▶ **DIRECTION A**
In the records, from the first line up to and including the line with "legend-label: mp-1200830 bbox=[1020, 373, 1088, 387]", swap "series-line" for "trace-line" and give those lines back with nothing else changed.
--- start SUPPLIED TEXT ---
Fish out of water tales are well tread comedic ground. Such jokes work in Thor because they are unexpected. Kings are dying, gods are angry, and Earth is in danger. We don’t expect multiple comedic scenes, yet we get ’em.
Setting (3/4)
Thor explains to Jane that her research is on the nose. Existence consists of nine realms. Earth is in one, so are Asgard and Jötunheim, where the Frost Giants live. The non-Earth realms have easy transit amongst each other. All Thor’s people need is Heimdall, the gatekeeper’s, permission and they can go anywhere with ease. Riding horses along the rainbow bridge seems to last longer than transit between Asgard and Earth.
We see a long overhead of Asgard early in the film. Marvel’s Rivendell, the world is a flat disc the size of a metropolitan area. Gravity exists, but how? Not explained. That’s OK. Asgard’s central structure is a pipe-organ inspired palace hundreds of feet tall. Gold is a popular color in Asgard.

The Bifrost, the rainbow bridge, sticks in the mind. Shimmering and pulsing rainbow colors connect Asgard to the edge of its realm, where the water falls over the edge and returns…somewhere.
Commentary (0/2)
Thor tells the story of how sexy Asgard warriors make ladies lose their minds. Or, OR, it’s the story of fathers showing favorites and how dangerous that can be. No, wait, Thor‘s about how brothers compete for everything.
Offensiveness (0/-2)
Way to work Idris Elba into Norse mythology.
Others
- The strangest thing about The Destroyer is that no character ever considers its resemblance to Klaatu (the robot from The Day the Earth Stood Still). Prime joke material right there.
Summary (32/68): 47%
Thor is a good start to the Norse god’s story. Branagh wisely keeps the focus on the family drama. Marvel’s universe is vast and full of strange characters that will only get stranger as the movies shift further into space and other realms. Better to keep this origin film grounded.
--- end SUPPLIED TEXT ---
▶ **DIRECTION B**
Transcribe the part of the Thor review from "The Bifrost, the" up to and including "into Norse mythology.", word for word.
--- start STORED RECORDS ---
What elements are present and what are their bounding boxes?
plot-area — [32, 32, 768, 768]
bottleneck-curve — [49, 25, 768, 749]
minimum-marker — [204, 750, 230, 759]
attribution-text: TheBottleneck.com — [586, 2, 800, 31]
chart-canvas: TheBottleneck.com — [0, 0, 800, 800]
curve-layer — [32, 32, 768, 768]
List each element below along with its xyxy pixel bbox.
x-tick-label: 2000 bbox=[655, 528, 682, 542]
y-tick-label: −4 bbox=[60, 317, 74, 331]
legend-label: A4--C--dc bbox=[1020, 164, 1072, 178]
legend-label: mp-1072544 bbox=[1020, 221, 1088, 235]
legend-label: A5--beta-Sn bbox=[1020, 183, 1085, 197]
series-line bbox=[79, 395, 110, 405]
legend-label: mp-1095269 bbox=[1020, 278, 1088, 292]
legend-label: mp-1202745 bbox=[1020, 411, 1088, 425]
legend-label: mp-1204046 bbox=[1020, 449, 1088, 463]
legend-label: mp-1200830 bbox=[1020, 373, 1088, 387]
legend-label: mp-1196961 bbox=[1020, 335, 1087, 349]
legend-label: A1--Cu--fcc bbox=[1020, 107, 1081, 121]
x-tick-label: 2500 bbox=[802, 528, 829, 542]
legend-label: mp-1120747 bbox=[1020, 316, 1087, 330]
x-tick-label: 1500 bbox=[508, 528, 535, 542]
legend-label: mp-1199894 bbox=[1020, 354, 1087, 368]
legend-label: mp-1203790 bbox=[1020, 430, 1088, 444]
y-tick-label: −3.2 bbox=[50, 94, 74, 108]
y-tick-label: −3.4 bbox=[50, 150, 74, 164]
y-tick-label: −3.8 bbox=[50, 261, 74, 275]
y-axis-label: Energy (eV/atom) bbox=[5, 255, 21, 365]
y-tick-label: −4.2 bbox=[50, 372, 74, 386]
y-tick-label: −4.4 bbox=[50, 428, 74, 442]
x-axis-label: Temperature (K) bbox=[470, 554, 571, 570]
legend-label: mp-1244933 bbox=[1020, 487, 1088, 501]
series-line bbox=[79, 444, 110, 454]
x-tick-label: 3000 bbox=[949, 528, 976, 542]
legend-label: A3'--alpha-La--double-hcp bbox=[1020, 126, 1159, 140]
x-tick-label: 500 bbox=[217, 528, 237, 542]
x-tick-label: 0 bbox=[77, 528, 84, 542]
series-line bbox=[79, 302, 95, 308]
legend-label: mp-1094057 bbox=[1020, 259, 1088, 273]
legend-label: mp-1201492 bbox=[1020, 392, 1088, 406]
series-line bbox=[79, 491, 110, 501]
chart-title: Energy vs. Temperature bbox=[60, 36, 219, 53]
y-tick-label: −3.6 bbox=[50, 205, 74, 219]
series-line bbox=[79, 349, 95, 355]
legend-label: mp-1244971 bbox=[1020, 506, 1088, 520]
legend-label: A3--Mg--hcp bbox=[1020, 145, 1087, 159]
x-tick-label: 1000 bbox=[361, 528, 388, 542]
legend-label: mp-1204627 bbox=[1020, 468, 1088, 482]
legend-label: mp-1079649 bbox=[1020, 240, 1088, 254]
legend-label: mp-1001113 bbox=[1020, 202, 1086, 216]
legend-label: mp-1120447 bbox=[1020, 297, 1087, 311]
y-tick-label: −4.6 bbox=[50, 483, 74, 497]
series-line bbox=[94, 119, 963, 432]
--- end STORED RECORDS ---
▶ **FULL OUTPUT A**
What elements are present and what are their bounding boxes?
plot-area — [32, 32, 768, 768]
bottleneck-curve — [49, 25, 768, 749]
minimum-marker — [204, 750, 230, 759]
attribution-text: TheBottleneck.com — [586, 2, 800, 31]
chart-canvas: TheBottleneck.com — [0, 0, 800, 800]
curve-layer — [32, 32, 768, 768]
List each element below along with its xyxy pixel bbox.
x-tick-label: 2000 bbox=[655, 528, 682, 542]
y-tick-label: −4 bbox=[60, 317, 74, 331]
legend-label: A4--C--dc bbox=[1020, 164, 1072, 178]
legend-label: mp-1072544 bbox=[1020, 221, 1088, 235]
legend-label: A5--beta-Sn bbox=[1020, 183, 1085, 197]
trace-line bbox=[79, 395, 110, 405]
legend-label: mp-1095269 bbox=[1020, 278, 1088, 292]
legend-label: mp-1202745 bbox=[1020, 411, 1088, 425]
legend-label: mp-1204046 bbox=[1020, 449, 1088, 463]
legend-label: mp-1200830 bbox=[1020, 373, 1088, 387]

▶ **FULL OUTPUT B**
The Bifrost, the rainbow bridge, sticks in the mind. Shimmering and pulsing rainbow colors connect Asgard to the edge of its realm, where the water falls over the edge and returns…somewhere.
Commentary (0/2)
Thor tells the story of how sexy Asgard warriors make ladies lose their minds. Or, OR, it’s the story of fathers showing favorites and how dangerous that can be. No, wait, Thor‘s about how brothers compete for everything.
Offensiveness (0/-2)
Way to work Idris Elba into Norse mythology.